Written request: Locate every line in the records below that holds the word "restarting" and return each one.

Extracted data entries
** Begin **

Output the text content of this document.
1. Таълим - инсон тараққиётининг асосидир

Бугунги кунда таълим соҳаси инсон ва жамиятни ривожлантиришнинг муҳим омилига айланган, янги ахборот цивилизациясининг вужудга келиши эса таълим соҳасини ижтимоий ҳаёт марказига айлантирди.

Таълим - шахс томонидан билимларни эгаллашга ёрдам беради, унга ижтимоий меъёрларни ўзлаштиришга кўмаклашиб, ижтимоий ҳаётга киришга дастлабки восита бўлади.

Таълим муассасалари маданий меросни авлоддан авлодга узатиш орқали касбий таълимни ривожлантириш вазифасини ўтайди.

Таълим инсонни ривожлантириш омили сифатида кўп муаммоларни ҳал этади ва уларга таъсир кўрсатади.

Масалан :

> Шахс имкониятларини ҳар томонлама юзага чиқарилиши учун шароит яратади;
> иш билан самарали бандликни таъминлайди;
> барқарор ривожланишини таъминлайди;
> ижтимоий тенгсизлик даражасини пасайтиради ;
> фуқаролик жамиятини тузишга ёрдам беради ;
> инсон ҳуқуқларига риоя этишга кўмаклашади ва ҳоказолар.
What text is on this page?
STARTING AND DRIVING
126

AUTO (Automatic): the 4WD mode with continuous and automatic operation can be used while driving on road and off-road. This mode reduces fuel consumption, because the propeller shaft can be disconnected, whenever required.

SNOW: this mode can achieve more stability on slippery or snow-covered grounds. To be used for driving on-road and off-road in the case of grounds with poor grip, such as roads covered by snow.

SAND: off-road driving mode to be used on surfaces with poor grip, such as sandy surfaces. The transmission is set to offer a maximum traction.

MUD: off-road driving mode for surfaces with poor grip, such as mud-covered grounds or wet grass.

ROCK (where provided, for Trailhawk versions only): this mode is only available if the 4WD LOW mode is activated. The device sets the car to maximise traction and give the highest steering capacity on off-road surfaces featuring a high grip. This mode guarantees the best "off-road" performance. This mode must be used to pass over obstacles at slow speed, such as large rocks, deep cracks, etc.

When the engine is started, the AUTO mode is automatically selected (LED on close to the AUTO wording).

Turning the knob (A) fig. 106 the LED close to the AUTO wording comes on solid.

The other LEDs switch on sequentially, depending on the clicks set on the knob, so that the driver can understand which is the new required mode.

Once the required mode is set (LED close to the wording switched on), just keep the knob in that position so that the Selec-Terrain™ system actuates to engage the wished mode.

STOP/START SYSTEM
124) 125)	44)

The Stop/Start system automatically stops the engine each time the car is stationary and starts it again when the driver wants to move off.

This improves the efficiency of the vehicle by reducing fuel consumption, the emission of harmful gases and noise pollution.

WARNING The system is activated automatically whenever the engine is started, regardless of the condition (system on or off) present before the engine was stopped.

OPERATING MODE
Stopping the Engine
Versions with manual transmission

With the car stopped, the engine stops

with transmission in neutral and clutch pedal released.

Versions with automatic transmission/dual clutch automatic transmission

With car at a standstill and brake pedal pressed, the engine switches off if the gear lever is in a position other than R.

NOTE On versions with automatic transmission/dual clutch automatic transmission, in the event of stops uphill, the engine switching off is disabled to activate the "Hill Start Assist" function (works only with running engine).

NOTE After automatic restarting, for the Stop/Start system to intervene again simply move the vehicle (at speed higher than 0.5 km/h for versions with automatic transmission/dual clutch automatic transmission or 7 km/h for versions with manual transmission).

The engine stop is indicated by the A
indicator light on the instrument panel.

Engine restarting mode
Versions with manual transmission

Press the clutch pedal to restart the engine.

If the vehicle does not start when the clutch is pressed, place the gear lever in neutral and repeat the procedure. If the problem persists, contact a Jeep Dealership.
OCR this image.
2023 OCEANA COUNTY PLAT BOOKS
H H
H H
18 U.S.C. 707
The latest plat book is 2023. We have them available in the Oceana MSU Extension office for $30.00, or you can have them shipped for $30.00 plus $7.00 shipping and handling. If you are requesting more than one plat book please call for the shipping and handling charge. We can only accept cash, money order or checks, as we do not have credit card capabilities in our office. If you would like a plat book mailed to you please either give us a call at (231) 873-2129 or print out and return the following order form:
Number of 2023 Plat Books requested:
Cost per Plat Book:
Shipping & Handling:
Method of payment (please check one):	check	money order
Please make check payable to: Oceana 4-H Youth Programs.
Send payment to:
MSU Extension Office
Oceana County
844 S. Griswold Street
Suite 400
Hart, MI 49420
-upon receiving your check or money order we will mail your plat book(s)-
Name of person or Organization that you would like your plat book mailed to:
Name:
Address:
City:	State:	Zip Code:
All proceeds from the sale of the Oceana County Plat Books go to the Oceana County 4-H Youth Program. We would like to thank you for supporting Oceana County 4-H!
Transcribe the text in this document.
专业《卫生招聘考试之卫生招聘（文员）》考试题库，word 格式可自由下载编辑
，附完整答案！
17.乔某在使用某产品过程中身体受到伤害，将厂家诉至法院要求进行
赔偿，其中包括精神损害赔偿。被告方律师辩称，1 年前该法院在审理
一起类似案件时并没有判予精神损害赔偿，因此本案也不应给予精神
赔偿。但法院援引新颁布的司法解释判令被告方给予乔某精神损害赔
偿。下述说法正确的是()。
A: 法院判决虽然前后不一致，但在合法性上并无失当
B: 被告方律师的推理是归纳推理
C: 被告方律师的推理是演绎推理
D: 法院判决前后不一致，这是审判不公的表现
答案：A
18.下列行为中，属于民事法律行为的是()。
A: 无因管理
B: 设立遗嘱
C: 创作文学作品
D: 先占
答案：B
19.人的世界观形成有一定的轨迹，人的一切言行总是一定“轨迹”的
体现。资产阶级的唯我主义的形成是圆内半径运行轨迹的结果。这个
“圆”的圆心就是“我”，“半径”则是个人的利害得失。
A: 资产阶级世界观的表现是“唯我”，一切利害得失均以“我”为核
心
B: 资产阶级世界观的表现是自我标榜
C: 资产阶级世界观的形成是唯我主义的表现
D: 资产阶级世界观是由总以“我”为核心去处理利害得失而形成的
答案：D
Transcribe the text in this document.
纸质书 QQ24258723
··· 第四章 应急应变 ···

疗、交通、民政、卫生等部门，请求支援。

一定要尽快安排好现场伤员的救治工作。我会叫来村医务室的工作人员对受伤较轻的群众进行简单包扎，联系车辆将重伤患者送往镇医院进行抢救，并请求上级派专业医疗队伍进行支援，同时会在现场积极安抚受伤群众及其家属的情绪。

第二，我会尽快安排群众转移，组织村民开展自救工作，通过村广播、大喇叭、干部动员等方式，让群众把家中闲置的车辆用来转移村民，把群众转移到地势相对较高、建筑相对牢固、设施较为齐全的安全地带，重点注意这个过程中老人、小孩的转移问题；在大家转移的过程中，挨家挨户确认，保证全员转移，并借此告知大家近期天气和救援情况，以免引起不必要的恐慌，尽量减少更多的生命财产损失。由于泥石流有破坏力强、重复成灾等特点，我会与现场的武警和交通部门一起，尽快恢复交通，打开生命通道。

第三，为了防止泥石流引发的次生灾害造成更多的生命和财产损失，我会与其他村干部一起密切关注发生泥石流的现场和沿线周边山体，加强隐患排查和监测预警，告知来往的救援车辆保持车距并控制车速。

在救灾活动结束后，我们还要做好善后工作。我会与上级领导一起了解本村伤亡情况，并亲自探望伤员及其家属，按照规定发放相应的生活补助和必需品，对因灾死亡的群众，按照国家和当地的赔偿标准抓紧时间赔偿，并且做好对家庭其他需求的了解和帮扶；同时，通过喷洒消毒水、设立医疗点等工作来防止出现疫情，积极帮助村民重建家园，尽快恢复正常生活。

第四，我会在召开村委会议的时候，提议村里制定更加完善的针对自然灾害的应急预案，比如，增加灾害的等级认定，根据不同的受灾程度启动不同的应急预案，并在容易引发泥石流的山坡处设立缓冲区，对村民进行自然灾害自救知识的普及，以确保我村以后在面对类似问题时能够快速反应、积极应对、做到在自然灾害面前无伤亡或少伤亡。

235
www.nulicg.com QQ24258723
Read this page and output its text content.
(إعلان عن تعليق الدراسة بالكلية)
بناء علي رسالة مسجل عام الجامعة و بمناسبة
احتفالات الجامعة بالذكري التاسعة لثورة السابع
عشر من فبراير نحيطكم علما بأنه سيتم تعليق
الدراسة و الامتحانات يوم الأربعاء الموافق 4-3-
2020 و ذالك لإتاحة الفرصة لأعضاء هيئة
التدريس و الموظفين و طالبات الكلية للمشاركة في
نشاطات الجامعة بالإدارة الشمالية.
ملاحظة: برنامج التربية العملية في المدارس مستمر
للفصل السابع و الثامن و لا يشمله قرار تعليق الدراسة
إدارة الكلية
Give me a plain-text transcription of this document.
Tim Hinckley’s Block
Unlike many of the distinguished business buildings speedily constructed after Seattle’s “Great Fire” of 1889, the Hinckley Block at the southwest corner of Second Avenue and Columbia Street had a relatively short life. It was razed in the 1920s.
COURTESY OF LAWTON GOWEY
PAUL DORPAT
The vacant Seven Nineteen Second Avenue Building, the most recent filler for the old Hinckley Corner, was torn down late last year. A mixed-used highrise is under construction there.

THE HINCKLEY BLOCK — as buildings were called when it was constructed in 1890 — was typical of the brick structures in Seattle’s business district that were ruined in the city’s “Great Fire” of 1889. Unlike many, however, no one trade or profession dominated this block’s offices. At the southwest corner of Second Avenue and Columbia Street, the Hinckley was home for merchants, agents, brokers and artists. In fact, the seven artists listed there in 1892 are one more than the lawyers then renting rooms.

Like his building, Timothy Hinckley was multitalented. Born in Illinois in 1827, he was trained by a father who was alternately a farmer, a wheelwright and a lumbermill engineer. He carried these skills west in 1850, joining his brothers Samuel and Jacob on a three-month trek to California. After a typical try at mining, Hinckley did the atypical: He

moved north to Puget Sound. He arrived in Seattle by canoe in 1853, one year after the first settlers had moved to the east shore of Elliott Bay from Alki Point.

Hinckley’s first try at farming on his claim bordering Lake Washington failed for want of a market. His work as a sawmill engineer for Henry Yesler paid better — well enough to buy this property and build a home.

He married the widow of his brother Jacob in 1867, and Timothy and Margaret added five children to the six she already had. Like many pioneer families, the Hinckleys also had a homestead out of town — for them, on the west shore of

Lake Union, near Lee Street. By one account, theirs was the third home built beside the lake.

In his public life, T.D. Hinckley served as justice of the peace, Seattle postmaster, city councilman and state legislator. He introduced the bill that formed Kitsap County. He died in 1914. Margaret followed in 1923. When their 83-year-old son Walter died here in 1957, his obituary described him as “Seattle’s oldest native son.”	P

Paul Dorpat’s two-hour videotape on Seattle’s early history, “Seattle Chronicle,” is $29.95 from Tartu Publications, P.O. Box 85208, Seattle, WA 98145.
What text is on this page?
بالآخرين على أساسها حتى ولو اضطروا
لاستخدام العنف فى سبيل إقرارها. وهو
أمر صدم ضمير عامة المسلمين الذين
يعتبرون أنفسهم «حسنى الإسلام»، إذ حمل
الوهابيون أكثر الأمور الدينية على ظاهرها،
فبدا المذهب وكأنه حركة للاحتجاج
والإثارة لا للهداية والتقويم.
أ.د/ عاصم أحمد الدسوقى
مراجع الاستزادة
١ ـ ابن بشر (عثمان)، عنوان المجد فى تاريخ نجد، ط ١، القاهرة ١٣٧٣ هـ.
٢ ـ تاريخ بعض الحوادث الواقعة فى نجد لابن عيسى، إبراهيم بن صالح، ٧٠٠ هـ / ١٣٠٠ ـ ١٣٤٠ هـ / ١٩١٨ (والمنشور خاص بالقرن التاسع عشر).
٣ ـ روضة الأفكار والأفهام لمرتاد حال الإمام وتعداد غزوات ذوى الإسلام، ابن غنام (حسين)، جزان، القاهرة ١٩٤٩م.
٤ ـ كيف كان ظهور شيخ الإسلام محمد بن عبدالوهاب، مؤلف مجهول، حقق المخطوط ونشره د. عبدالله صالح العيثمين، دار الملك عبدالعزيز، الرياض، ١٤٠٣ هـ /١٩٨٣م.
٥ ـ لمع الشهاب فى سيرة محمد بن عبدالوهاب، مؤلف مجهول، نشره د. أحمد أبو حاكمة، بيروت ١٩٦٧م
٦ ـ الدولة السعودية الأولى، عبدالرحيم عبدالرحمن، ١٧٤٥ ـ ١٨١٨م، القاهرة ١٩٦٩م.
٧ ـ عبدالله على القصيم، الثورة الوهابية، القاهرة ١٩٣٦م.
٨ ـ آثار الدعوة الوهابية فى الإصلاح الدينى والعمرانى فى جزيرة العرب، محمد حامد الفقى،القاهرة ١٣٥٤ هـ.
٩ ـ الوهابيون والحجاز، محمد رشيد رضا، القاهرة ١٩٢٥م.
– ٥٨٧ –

** End **

Answer for the task:
NOTE After automatic restarting, for the Stop/Start system to intervene again simply move the vehicle (at speed higher than 0.5 km/h for versions with automatic transmission/dual clutch automatic transmission or 7 km/h for versions with manual transmission).
Engine restarting mode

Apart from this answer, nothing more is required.